WHAT YOU ARE ASKED TO DO.
Every line of the listing must be reproduced as it stands. Leave the images behind.

Recorded data

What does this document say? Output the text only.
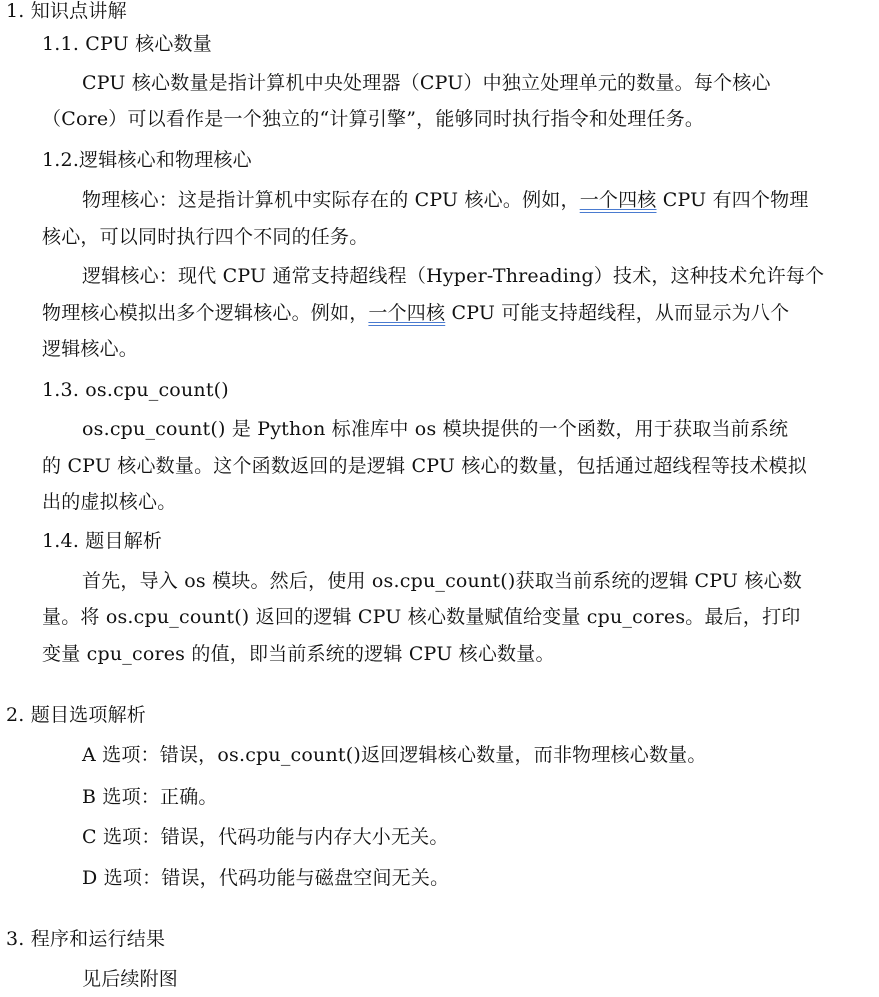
1. 知识点讲解
1.1. CPU 核心数量
CPU 核心数量是指计算机中央处理器（CPU）中独立处理单元的数量。每个核心
（Core）可以看作是一个独立的“计算引擎”，能够同时执行指令和处理任务。
1.2.逻辑核心和物理核心
物理核心：这是指计算机中实际存在的 CPU 核心。例如，一个四核 CPU 有四个物理
核心，可以同时执行四个不同的任务。
逻辑核心：现代 CPU 通常支持超线程（Hyper-Threading）技术，这种技术允许每个
物理核心模拟出多个逻辑核心。例如，一个四核 CPU 可能支持超线程，从而显示为八个
逻辑核心。
1.3. os.cpu_count()
os.cpu_count() 是 Python 标准库中 os 模块提供的一个函数，用于获取当前系统
的 CPU 核心数量。这个函数返回的是逻辑 CPU 核心的数量，包括通过超线程等技术模拟
出的虚拟核心。
1.4. 题目解析
首先，导入 os 模块。然后，使用 os.cpu_count()获取当前系统的逻辑 CPU 核心数
量。将 os.cpu_count() 返回的逻辑 CPU 核心数量赋值给变量 cpu_cores。最后，打印
变量 cpu_cores 的值，即当前系统的逻辑 CPU 核心数量。
2. 题目选项解析
A 选项：错误，os.cpu_count()返回逻辑核心数量，而非物理核心数量。
B 选项：正确。
C 选项：错误，代码功能与内存大小无关。
D 选项：错误，代码功能与磁盘空间无关。
3. 程序和运行结果
见后续附图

ANSWER.
What does this document say? Output the text only.
1. 知识点讲解
1.1. CPU 核心数量
CPU 核心数量是指计算机中央处理器（CPU）中独立处理单元的数量。每个核心
（Core）可以看作是一个独立的“计算引擎”，能够同时执行指令和处理任务。
1.2.逻辑核心和物理核心
物理核心：这是指计算机中实际存在的 CPU 核心。例如，一个四核 CPU 有四个物理
核心，可以同时执行四个不同的任务。
逻辑核心：现代 CPU 通常支持超线程（Hyper-Threading）技术，这种技术允许每个
物理核心模拟出多个逻辑核心。例如，一个四核 CPU 可能支持超线程，从而显示为八个
逻辑核心。
1.3. os.cpu_count()
os.cpu_count() 是 Python 标准库中 os 模块提供的一个函数，用于获取当前系统
的 CPU 核心数量。这个函数返回的是逻辑 CPU 核心的数量，包括通过超线程等技术模拟
出的虚拟核心。
1.4. 题目解析
首先，导入 os 模块。然后，使用 os.cpu_count()获取当前系统的逻辑 CPU 核心数
量。将 os.cpu_count() 返回的逻辑 CPU 核心数量赋值给变量 cpu_cores。最后，打印
变量 cpu_cores 的值，即当前系统的逻辑 CPU 核心数量。
2. 题目选项解析
A 选项：错误，os.cpu_count()返回逻辑核心数量，而非物理核心数量。
B 选项：正确。
C 选项：错误，代码功能与内存大小无关。
D 选项：错误，代码功能与磁盘空间无关。
3. 程序和运行结果
见后续附图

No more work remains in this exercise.